Write out the records word for word.

### WORKING DATA
====================
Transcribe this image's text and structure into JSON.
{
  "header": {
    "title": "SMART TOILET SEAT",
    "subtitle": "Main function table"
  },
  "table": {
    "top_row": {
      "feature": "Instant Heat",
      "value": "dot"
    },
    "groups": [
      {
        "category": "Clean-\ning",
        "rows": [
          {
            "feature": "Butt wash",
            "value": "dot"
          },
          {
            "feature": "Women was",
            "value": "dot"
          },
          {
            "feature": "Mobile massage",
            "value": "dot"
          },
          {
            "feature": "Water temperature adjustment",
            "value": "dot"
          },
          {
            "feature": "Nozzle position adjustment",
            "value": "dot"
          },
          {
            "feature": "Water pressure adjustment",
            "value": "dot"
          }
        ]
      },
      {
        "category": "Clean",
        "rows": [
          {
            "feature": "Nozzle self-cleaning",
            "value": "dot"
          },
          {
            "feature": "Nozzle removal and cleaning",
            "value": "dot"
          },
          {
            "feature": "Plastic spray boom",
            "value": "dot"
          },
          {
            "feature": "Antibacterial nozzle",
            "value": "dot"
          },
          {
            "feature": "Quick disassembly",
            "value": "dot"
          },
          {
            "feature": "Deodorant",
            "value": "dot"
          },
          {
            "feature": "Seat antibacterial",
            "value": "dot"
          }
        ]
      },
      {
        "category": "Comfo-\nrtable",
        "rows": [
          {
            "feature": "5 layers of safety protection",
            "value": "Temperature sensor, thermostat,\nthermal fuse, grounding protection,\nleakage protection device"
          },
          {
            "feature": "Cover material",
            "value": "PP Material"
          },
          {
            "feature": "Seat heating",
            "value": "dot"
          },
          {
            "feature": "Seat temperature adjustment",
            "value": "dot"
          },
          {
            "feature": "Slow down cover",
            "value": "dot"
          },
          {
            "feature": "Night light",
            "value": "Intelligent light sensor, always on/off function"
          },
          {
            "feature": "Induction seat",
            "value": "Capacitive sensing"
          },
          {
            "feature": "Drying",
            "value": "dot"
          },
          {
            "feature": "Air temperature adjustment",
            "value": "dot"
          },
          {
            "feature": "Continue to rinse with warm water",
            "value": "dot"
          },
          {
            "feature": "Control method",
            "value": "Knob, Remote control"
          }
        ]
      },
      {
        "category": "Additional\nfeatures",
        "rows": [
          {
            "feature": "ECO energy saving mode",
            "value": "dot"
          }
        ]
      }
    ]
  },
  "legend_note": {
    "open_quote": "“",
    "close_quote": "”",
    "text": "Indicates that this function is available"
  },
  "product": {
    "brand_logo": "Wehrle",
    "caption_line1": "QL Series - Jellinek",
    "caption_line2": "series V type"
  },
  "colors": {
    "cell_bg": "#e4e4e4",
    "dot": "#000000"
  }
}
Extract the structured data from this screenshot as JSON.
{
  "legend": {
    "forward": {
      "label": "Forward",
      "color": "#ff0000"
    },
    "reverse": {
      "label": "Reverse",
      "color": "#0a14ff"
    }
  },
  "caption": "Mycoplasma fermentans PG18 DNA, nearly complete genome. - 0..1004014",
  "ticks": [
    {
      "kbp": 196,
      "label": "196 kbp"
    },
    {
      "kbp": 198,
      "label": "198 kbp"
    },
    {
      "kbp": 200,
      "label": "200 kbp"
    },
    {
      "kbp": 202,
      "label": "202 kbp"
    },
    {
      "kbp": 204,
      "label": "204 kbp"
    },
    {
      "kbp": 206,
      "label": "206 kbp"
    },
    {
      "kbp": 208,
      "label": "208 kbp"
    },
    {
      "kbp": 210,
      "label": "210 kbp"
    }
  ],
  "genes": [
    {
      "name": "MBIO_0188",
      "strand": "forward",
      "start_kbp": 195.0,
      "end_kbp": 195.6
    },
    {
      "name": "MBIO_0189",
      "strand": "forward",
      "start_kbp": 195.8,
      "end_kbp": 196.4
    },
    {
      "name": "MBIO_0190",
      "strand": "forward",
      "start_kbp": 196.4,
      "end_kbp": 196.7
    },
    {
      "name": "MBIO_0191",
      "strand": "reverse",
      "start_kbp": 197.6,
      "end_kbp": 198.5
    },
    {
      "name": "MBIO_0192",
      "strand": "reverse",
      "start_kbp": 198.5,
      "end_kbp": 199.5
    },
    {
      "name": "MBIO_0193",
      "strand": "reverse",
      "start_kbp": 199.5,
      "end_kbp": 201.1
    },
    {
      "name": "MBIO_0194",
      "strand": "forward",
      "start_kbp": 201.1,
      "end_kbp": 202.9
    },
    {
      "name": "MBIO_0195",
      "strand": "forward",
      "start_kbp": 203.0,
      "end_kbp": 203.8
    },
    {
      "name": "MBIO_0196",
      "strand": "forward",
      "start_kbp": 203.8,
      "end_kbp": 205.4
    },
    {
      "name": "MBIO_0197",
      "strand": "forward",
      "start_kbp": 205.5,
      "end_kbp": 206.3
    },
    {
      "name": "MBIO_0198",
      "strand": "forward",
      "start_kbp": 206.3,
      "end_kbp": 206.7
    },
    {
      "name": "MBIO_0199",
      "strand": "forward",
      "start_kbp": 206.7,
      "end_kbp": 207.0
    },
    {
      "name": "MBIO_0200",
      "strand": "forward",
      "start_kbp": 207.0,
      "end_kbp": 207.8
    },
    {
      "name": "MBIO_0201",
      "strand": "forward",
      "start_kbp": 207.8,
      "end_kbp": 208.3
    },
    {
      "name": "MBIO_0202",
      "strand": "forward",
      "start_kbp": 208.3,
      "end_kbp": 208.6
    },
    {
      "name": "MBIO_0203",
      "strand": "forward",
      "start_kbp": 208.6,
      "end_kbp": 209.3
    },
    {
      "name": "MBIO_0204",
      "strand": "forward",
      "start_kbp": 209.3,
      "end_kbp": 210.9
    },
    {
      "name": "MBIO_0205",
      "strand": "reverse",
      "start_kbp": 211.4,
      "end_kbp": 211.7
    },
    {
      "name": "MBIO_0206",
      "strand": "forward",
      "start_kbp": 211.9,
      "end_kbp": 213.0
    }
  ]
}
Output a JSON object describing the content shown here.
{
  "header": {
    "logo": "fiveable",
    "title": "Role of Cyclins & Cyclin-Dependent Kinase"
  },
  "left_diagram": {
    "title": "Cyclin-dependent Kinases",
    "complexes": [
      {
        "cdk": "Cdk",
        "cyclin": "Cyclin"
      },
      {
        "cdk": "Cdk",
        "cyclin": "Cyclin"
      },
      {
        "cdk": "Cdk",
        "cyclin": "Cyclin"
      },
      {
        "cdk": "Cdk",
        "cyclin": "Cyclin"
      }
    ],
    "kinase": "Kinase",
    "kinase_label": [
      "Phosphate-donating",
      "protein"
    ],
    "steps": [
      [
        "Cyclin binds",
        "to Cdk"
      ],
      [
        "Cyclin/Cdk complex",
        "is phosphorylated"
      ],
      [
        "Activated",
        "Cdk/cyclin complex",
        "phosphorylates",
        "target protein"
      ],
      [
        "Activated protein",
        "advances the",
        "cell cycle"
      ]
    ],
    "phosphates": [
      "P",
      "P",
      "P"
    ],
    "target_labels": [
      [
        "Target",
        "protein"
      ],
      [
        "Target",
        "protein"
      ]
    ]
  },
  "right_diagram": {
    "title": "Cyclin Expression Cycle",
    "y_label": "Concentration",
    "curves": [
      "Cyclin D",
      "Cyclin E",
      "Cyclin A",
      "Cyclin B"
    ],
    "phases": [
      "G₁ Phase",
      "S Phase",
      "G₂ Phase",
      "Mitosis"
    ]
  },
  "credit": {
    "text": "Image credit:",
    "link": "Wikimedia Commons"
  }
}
====================
### RESULT OF THIS EXERCISE
Transcribe this image's text and structure into JSON.
{
  "header": {
    "title": "SMART TOILET SEAT",
    "subtitle": "Main function table"
  },
  "table": {
    "top_row": {
      "feature": "Instant Heat",
      "value": "dot"
    },
    "groups": [
      {
        "category": "Clean-\ning",
        "rows": [
          {
            "feature": "Butt wash",
            "value": "dot"
          },
          {
            "feature": "Women was",
            "value": "dot"
          },
          {
            "feature": "Mobile massage",
            "value": "dot"
          },
          {
            "feature": "Water temperature adjustment",
            "value": "dot"
          },
          {
            "feature": "Nozzle position adjustment",
            "value": "dot"
          },
          {
            "feature": "Water pressure adjustment",
            "value": "dot"
          }
        ]
      },
      {
        "category": "Clean",
        "rows": [
          {
            "feature": "Nozzle self-cleaning",
            "value": "dot"
          },
          {
            "feature": "Nozzle removal and cleaning",
            "value": "dot"
          },
          {
            "feature": "Plastic spray boom",
            "value": "dot"
          },
          {
            "feature": "Antibacterial nozzle",
            "value": "dot"
          },
          {
            "feature": "Quick disassembly",
            "value": "dot"
          },
          {
            "feature": "Deodorant",
            "value": "dot"
          },
          {
            "feature": "Seat antibacterial",
            "value": "dot"
          }
        ]
      },
      {
        "category": "Comfo-\nrtable",
        "rows": [
          {
            "feature": "5 layers of safety protection",
            "value": "Temperature sensor, thermostat,\nthermal fuse, grounding protection,\nleakage protection device"
          },
          {
            "feature": "Cover material",
            "value": "PP Material"
          },
          {
            "feature": "Seat heating",
            "value": "dot"
          },
          {
            "feature": "Seat temperature adjustment",
            "value": "dot"
          },
          {
            "feature": "Slow down cover",
            "value": "dot"
          },
          {
            "feature": "Night light",
            "value": "Intelligent light sensor, always on/off function"
          },
          {
            "feature": "Induction seat",
            "value": "Capacitive sensing"
          },
          {
            "feature": "Drying",
            "value": "dot"
          },
          {
            "feature": "Air temperature adjustment",
            "value": "dot"
          },
          {
            "feature": "Continue to rinse with warm water",
            "value": "dot"
          },
          {
            "feature": "Control method",
            "value": "Knob, Remote control"
          }
        ]
      },
      {
        "category": "Additional\nfeatures",
        "rows": [
          {
            "feature": "ECO energy saving mode",
            "value": "dot"
          }
        ]
      }
    ]
  },
  "legend_note": {
    "open_quote": "“",
    "close_quote": "”",
    "text": "Indicates that this function is available"
  },
  "product": {
    "brand_logo": "Wehrle",
    "caption_line1": "QL Series - Jellinek",
    "caption_line2": "series V type"
  },
  "colors": {
    "cell_bg": "#e4e4e4",
    "dot": "#000000"
  }
}
Extract the structured data from this screenshot as JSON.
{
  "legend": {
    "forward": {
      "label": "Forward",
      "color": "#ff0000"
    },
    "reverse": {
      "label": "Reverse",
      "color": "#0a14ff"
    }
  },
  "caption": "Mycoplasma fermentans PG18 DNA, nearly complete genome. - 0..1004014",
  "ticks": [
    {
      "kbp": 196,
      "label": "196 kbp"
    },
    {
      "kbp": 198,
      "label": "198 kbp"
    },
    {
      "kbp": 200,
      "label": "200 kbp"
    },
    {
      "kbp": 202,
      "label": "202 kbp"
    },
    {
      "kbp": 204,
      "label": "204 kbp"
    },
    {
      "kbp": 206,
      "label": "206 kbp"
    },
    {
      "kbp": 208,
      "label": "208 kbp"
    },
    {
      "kbp": 210,
      "label": "210 kbp"
    }
  ],
  "genes": [
    {
      "name": "MBIO_0188",
      "strand": "forward",
      "start_kbp": 195.0,
      "end_kbp": 195.6
    },
    {
      "name": "MBIO_0189",
      "strand": "forward",
      "start_kbp": 195.8,
      "end_kbp": 196.4
    },
    {
      "name": "MBIO_0190",
      "strand": "forward",
      "start_kbp": 196.4,
      "end_kbp": 196.7
    },
    {
      "name": "MBIO_0191",
      "strand": "reverse",
      "start_kbp": 197.6,
      "end_kbp": 198.5
    },
    {
      "name": "MBIO_0192",
      "strand": "reverse",
      "start_kbp": 198.5,
      "end_kbp": 199.5
    },
    {
      "name": "MBIO_0193",
      "strand": "reverse",
      "start_kbp": 199.5,
      "end_kbp": 201.1
    },
    {
      "name": "MBIO_0194",
      "strand": "forward",
      "start_kbp": 201.1,
      "end_kbp": 202.9
    },
    {
      "name": "MBIO_0195",
      "strand": "forward",
      "start_kbp": 203.0,
      "end_kbp": 203.8
    },
    {
      "name": "MBIO_0196",
      "strand": "forward",
      "start_kbp": 203.8,
      "end_kbp": 205.4
    },
    {
      "name": "MBIO_0197",
      "strand": "forward",
      "start_kbp": 205.5,
      "end_kbp": 206.3
    },
    {
      "name": "MBIO_0198",
      "strand": "forward",
      "start_kbp": 206.3,
      "end_kbp": 206.7
    },
    {
      "name": "MBIO_0199",
      "strand": "forward",
      "start_kbp": 206.7,
      "end_kbp": 207.0
    },
    {
      "name": "MBIO_0200",
      "strand": "forward",
      "start_kbp": 207.0,
      "end_kbp": 207.8
    },
    {
      "name": "MBIO_0201",
      "strand": "forward",
      "start_kbp": 207.8,
      "end_kbp": 208.3
    },
    {
      "name": "MBIO_0202",
      "strand": "forward",
      "start_kbp": 208.3,
      "end_kbp": 208.6
    },
    {
      "name": "MBIO_0203",
      "strand": "forward",
      "start_kbp": 208.6,
      "end_kbp": 209.3
    },
    {
      "name": "MBIO_0204",
      "strand": "forward",
      "start_kbp": 209.3,
      "end_kbp": 210.9
    },
    {
      "name": "MBIO_0205",
      "strand": "reverse",
      "start_kbp": 211.4,
      "end_kbp": 211.7
    },
    {
      "name": "MBIO_0206",
      "strand": "forward",
      "start_kbp": 211.9,
      "end_kbp": 213.0
    }
  ]
}
Output a JSON object describing the content shown here.
{
  "header": {
    "logo": "fiveable",
    "title": "Role of Cyclins & Cyclin-Dependent Kinase"
  },
  "left_diagram": {
    "title": "Cyclin-dependent Kinases",
    "complexes": [
      {
        "cdk": "Cdk",
        "cyclin": "Cyclin"
      },
      {
        "cdk": "Cdk",
        "cyclin": "Cyclin"
      },
      {
        "cdk": "Cdk",
        "cyclin": "Cyclin"
      },
      {
        "cdk": "Cdk",
        "cyclin": "Cyclin"
      }
    ],
    "kinase": "Kinase",
    "kinase_label": [
      "Phosphate-donating",
      "protein"
    ],
    "steps": [
      [
        "Cyclin binds",
        "to Cdk"
      ],
      [
        "Cyclin/Cdk complex",
        "is phosphorylated"
      ],
      [
        "Activated",
        "Cdk/cyclin complex",
        "phosphorylates",
        "target protein"
      ],
      [
        "Activated protein",
        "advances the",
        "cell cycle"
      ]
    ],
    "phosphates": [
      "P",
      "P",
      "P"
    ],
    "target_labels": [
      [
        "Target",
        "protein"
      ],
      [
        "Target",
        "protein"
      ]
    ]
  },
  "right_diagram": {
    "title": "Cyclin Expression Cycle",
    "y_label": "Concentration",
    "curves": [
      "Cyclin D",
      "Cyclin E",
      "Cyclin A",
      "Cyclin B"
    ],
    "phases": [
      "G₁ Phase",
      "S Phase",
      "G₂ Phase",
      "Mitosis"
    ]
  },
  "credit": {
    "text": "Image credit:",
    "link": "Wikimedia Commons"
  }
}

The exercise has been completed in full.